• **Given exercise**:
Find every line below that contains the word "such" and copy it out.

--- begin ---

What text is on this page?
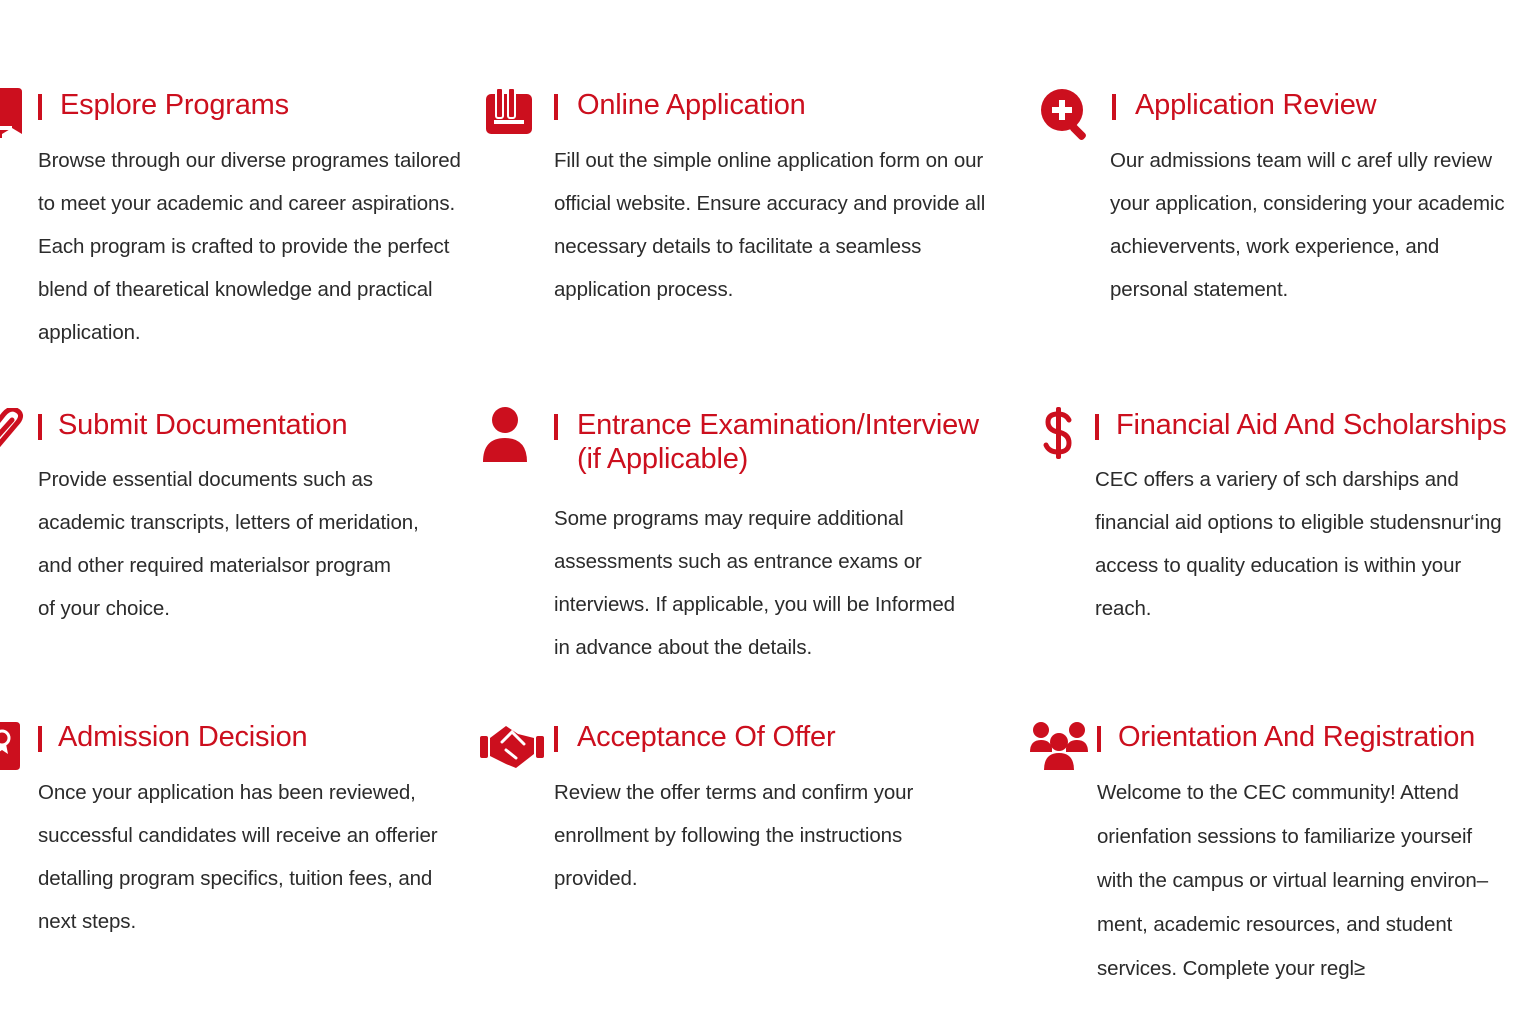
Esplore Programs
Browse through our diverse programes tailored
to meet your academic and career aspirations.
Each program is crafted to provide the perfect
blend of thearetical knowledge and practical
application.
Online Application
Fill out the simple online application form on our
official website. Ensure accuracy and provide all
necessary details to facilitate a seamless
application process.
Application Review
Our admissions team will c aref ully review
your application, considering your academic
achievervents, work experience, and
personal statement.
Submit Documentation
Provide essential documents such as
academic transcripts, letters of meridation,
and other required materialsor program
of your choice.
Entrance Examination/Interview
(if Applicable)
Some programs may require additional
assessments such as entrance exams or
interviews. If applicable, you will be Informed
in advance about the details.
Financial Aid And Scholarships
CEC offers a variery of sch darships and
financial aid options to eligible studensnur‘ing
access to quality education is within your
reach.
Admission Decision
Once your application has been reviewed,
successful candidates will receive an offerier
detalling program specifics, tuition fees, and
next steps.
Acceptance Of Offer
Review the offer terms and confirm your
enrollment by following the instructions
provided.
Orientation And Registration
Welcome to the CEC community! Attend
orienfation sessions to familiarize yourseif
with the campus or virtual learning environ–
ment, academic resources, and student
services. Complete your regl≥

--- end ---

• **Written solution**:
Provide essential documents such as
assessments such as entrance exams or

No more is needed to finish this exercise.